■ Stated problem
Transcribe all the entries word for word, skipping the pictures.

■ Records for this task

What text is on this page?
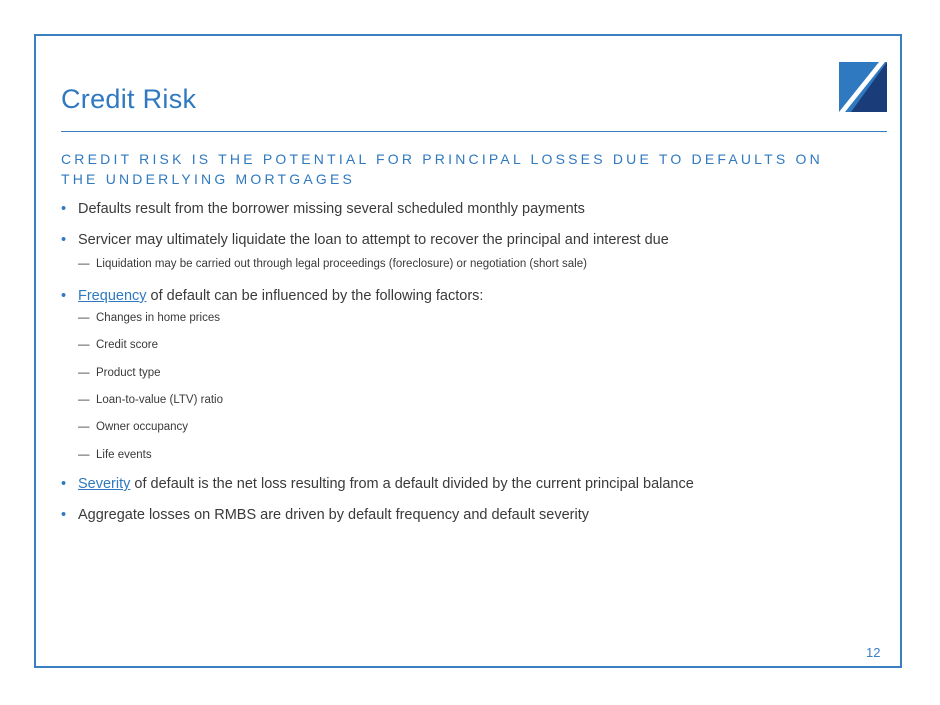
Credit Risk
CREDIT RISK IS THE POTENTIAL FOR PRINCIPAL LOSSES DUE TO DEFAULTS ON THE UNDERLYING MORTGAGES

• Defaults result from the borrower missing several scheduled monthly payments

• Servicer may ultimately liquidate the loan to attempt to recover the principal and interest due

— Liquidation may be carried out through legal proceedings (foreclosure) or negotiation (short sale)

• Frequency of default can be influenced by the following factors:

— Changes in home prices

— Credit score

— Product type

— Loan-to-value (LTV) ratio

— Owner occupancy

— Life events

• Severity of default is the net loss resulting from a default divided by the current principal balance

• Aggregate losses on RMBS are driven by default frequency and default severity

12
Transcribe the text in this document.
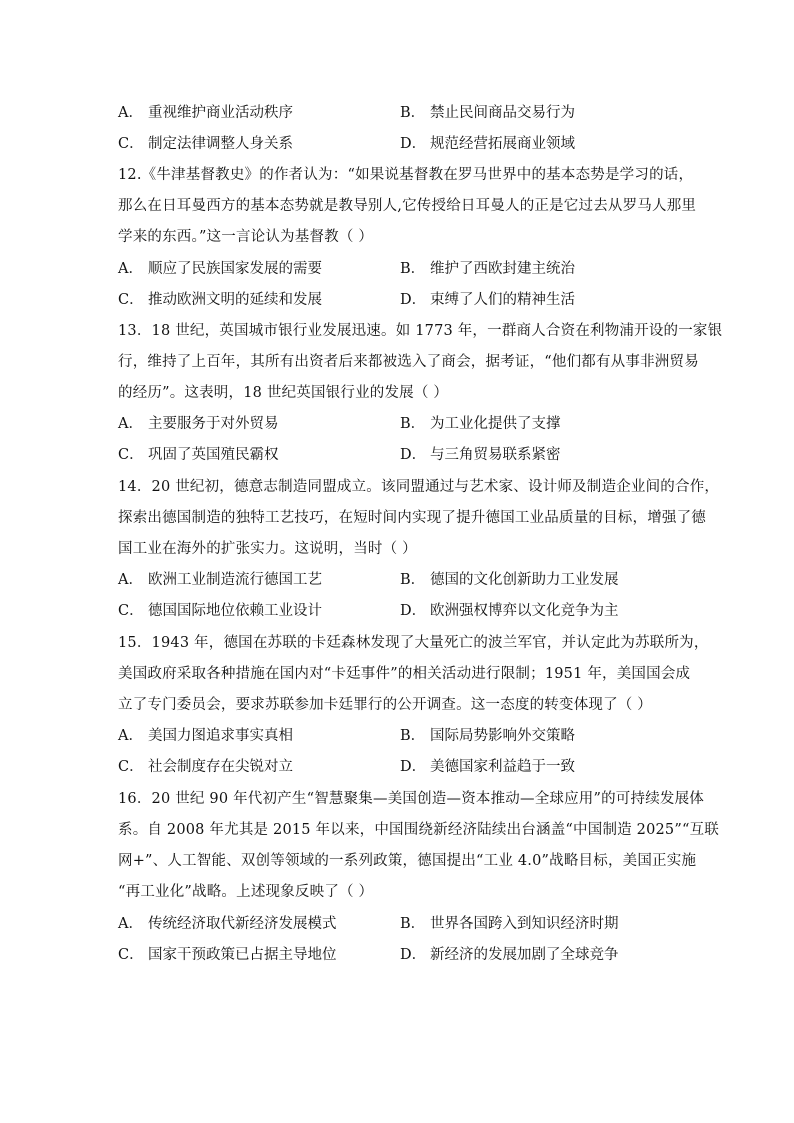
A． 重视维护商业活动秩序	B． 禁止民间商品交易行为
C． 制定法律调整人身关系	D． 规范经营拓展商业领域
12.《牛津基督教史》的作者认为：“如果说基督教在罗马世界中的基本态势是学习的话，
那么在日耳曼西方的基本态势就是教导别人,它传授给日耳曼人的正是它过去从罗马人那里
学来的东西。”这一言论认为基督教（ ）
A． 顺应了民族国家发展的需要	B． 维护了西欧封建主统治
C． 推动欧洲文明的延续和发展	D． 束缚了人们的精神生活
13．18 世纪，英国城市银行业发展迅速。如 1773 年，一群商人合资在利物浦开设的一家银
行，维持了上百年，其所有出资者后来都被选入了商会，据考证，“他们都有从事非洲贸易
的经历”。这表明，18 世纪英国银行业的发展（ ）
A． 主要服务于对外贸易	B． 为工业化提供了支撑
C． 巩固了英国殖民霸权	D． 与三角贸易联系紧密
14．20 世纪初，德意志制造同盟成立。该同盟通过与艺术家、设计师及制造企业间的合作，
探索出德国制造的独特工艺技巧，在短时间内实现了提升德国工业品质量的目标，增强了德
国工业在海外的扩张实力。这说明，当时（ ）
A． 欧洲工业制造流行德国工艺	B． 德国的文化创新助力工业发展
C． 德国国际地位依赖工业设计	D． 欧洲强权博弈以文化竞争为主
15．1943 年，德国在苏联的卡廷森林发现了大量死亡的波兰军官，并认定此为苏联所为，
美国政府采取各种措施在国内对“卡廷事件”的相关活动进行限制；1951 年，美国国会成
立了专门委员会，要求苏联参加卡廷罪行的公开调查。这一态度的转变体现了（ ）
A． 美国力图追求事实真相	B． 国际局势影响外交策略
C． 社会制度存在尖锐对立	D． 美德国家利益趋于一致
16．20 世纪 90 年代初产生“智慧聚集—美国创造—资本推动—全球应用”的可持续发展体
系。自 2008 年尤其是 2015 年以来，中国围绕新经济陆续出台涵盖“中国制造 2025”“互联
网+”、人工智能、双创等领域的一系列政策，德国提出“工业 4.0”战略目标，美国正实施
“再工业化”战略。上述现象反映了（ ）
A． 传统经济取代新经济发展模式	B． 世界各国跨入到知识经济时期
C． 国家干预政策已占据主导地位	D． 新经济的发展加剧了全球竞争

■ Response
What text is on this page?
Credit Risk
CREDIT RISK IS THE POTENTIAL FOR PRINCIPAL LOSSES DUE TO DEFAULTS ON THE UNDERLYING MORTGAGES

• Defaults result from the borrower missing several scheduled monthly payments

• Servicer may ultimately liquidate the loan to attempt to recover the principal and interest due

— Liquidation may be carried out through legal proceedings (foreclosure) or negotiation (short sale)

• Frequency of default can be influenced by the following factors:

— Changes in home prices

— Credit score

— Product type

— Loan-to-value (LTV) ratio

— Owner occupancy

— Life events

• Severity of default is the net loss resulting from a default divided by the current principal balance

• Aggregate losses on RMBS are driven by default frequency and default severity

12
Transcribe the text in this document.
A． 重视维护商业活动秩序	B． 禁止民间商品交易行为
C． 制定法律调整人身关系	D． 规范经营拓展商业领域
12.《牛津基督教史》的作者认为：“如果说基督教在罗马世界中的基本态势是学习的话，
那么在日耳曼西方的基本态势就是教导别人,它传授给日耳曼人的正是它过去从罗马人那里
学来的东西。”这一言论认为基督教（ ）
A． 顺应了民族国家发展的需要	B． 维护了西欧封建主统治
C． 推动欧洲文明的延续和发展	D． 束缚了人们的精神生活
13．18 世纪，英国城市银行业发展迅速。如 1773 年，一群商人合资在利物浦开设的一家银
行，维持了上百年，其所有出资者后来都被选入了商会，据考证，“他们都有从事非洲贸易
的经历”。这表明，18 世纪英国银行业的发展（ ）
A． 主要服务于对外贸易	B． 为工业化提供了支撑
C． 巩固了英国殖民霸权	D． 与三角贸易联系紧密
14．20 世纪初，德意志制造同盟成立。该同盟通过与艺术家、设计师及制造企业间的合作，
探索出德国制造的独特工艺技巧，在短时间内实现了提升德国工业品质量的目标，增强了德
国工业在海外的扩张实力。这说明，当时（ ）
A． 欧洲工业制造流行德国工艺	B． 德国的文化创新助力工业发展
C． 德国国际地位依赖工业设计	D． 欧洲强权博弈以文化竞争为主
15．1943 年，德国在苏联的卡廷森林发现了大量死亡的波兰军官，并认定此为苏联所为，
美国政府采取各种措施在国内对“卡廷事件”的相关活动进行限制；1951 年，美国国会成
立了专门委员会，要求苏联参加卡廷罪行的公开调查。这一态度的转变体现了（ ）
A． 美国力图追求事实真相	B． 国际局势影响外交策略
C． 社会制度存在尖锐对立	D． 美德国家利益趋于一致
16．20 世纪 90 年代初产生“智慧聚集—美国创造—资本推动—全球应用”的可持续发展体
系。自 2008 年尤其是 2015 年以来，中国围绕新经济陆续出台涵盖“中国制造 2025”“互联
网+”、人工智能、双创等领域的一系列政策，德国提出“工业 4.0”战略目标，美国正实施
“再工业化”战略。上述现象反映了（ ）
A． 传统经济取代新经济发展模式	B． 世界各国跨入到知识经济时期
C． 国家干预政策已占据主导地位	D． 新经济的发展加剧了全球竞争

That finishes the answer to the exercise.